REQUIREMENT —
Write the data below out exactly as it stands. Do not include the pictures.

═════ SOURCE MATERIAL ═════

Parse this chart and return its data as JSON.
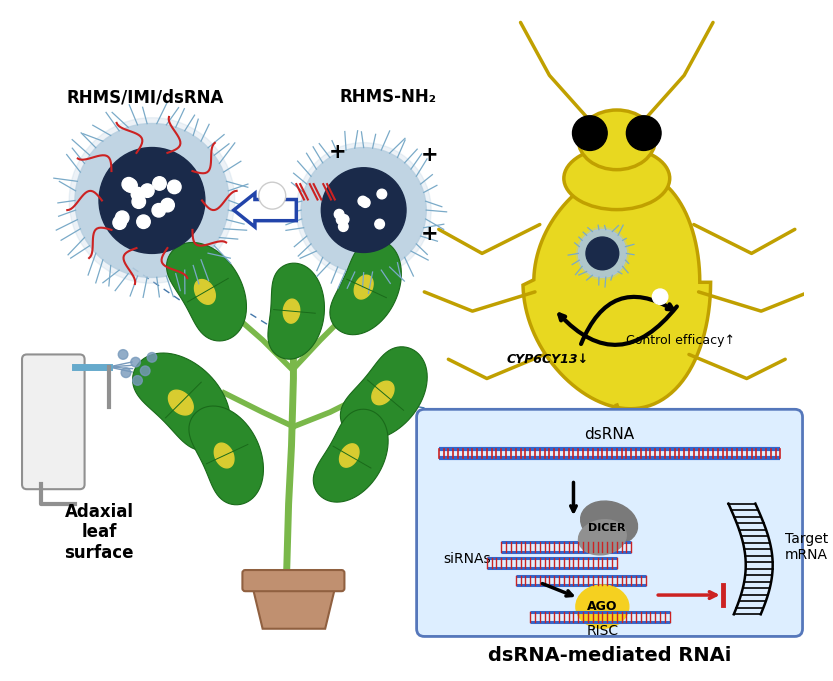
{
  "bg_color": "#ffffff",
  "label_rhms_imi": "RHMS/IMI/dsRNA",
  "label_rhms_nh2": "RHMS-NH₂",
  "label_adaxial": "Adaxial\nleaf\nsurface",
  "label_dsrna_mediated": "dsRNA-mediated RNAi",
  "label_dsrna": "dsRNA",
  "label_dicer": "DICER",
  "label_sirnas": "siRNAs",
  "label_ago": "AGO",
  "label_risc": "RISC",
  "label_target_mrna": "Target\nmRNA",
  "label_cyp6cy13": "CYP6CY13↓",
  "label_control_efficacy": "Control efficacy↑",
  "nano_color": "#b8cfe0",
  "nano_inner": "#1a2a4a",
  "nano_spike": "#7aaac8",
  "aphid_body": "#e8d820",
  "aphid_outline": "#c0a000",
  "aphid_dark": "#a08800",
  "rnai_box_fill": "#ddeeff",
  "rnai_box_border": "#5577bb",
  "dsrna_red": "#cc2222",
  "dsrna_blue": "#3366cc",
  "arrow_blue": "#2244aa",
  "ago_color": "#f5d020",
  "dicer_color": "#808080",
  "plant_green": "#2a8a2a",
  "plant_dark_green": "#1a6a1a",
  "plant_yellow": "#d8cc30",
  "pot_color": "#c09070",
  "pot_border": "#906040",
  "spray_white": "#f0f0f0",
  "spray_grey": "#909090",
  "spray_blue": "#66aacc"
}
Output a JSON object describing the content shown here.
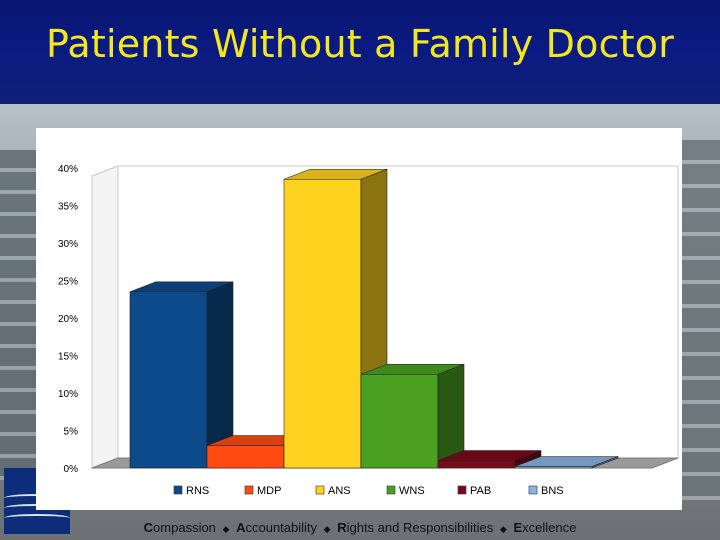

═════

EXERCISE RESULT —
Parse this chart and return its data as JSON.
{
  "bg_color": "#ffffff",
  "label_rhms_imi": "RHMS/IMI/dsRNA",
  "label_rhms_nh2": "RHMS-NH₂",
  "label_adaxial": "Adaxial\nleaf\nsurface",
  "label_dsrna_mediated": "dsRNA-mediated RNAi",
  "label_dsrna": "dsRNA",
  "label_dicer": "DICER",
  "label_sirnas": "siRNAs",
  "label_ago": "AGO",
  "label_risc": "RISC",
  "label_target_mrna": "Target\nmRNA",
  "label_cyp6cy13": "CYP6CY13↓",
  "label_control_efficacy": "Control efficacy↑",
  "nano_color": "#b8cfe0",
  "nano_inner": "#1a2a4a",
  "nano_spike": "#7aaac8",
  "aphid_body": "#e8d820",
  "aphid_outline": "#c0a000",
  "aphid_dark": "#a08800",
  "rnai_box_fill": "#ddeeff",
  "rnai_box_border": "#5577bb",
  "dsrna_red": "#cc2222",
  "dsrna_blue": "#3366cc",
  "arrow_blue": "#2244aa",
  "ago_color": "#f5d020",
  "dicer_color": "#808080",
  "plant_green": "#2a8a2a",
  "plant_dark_green": "#1a6a1a",
  "plant_yellow": "#d8cc30",
  "pot_color": "#c09070",
  "pot_border": "#906040",
  "spray_white": "#f0f0f0",
  "spray_grey": "#909090",
  "spray_blue": "#66aacc"
}
Output a JSON object describing the content shown here.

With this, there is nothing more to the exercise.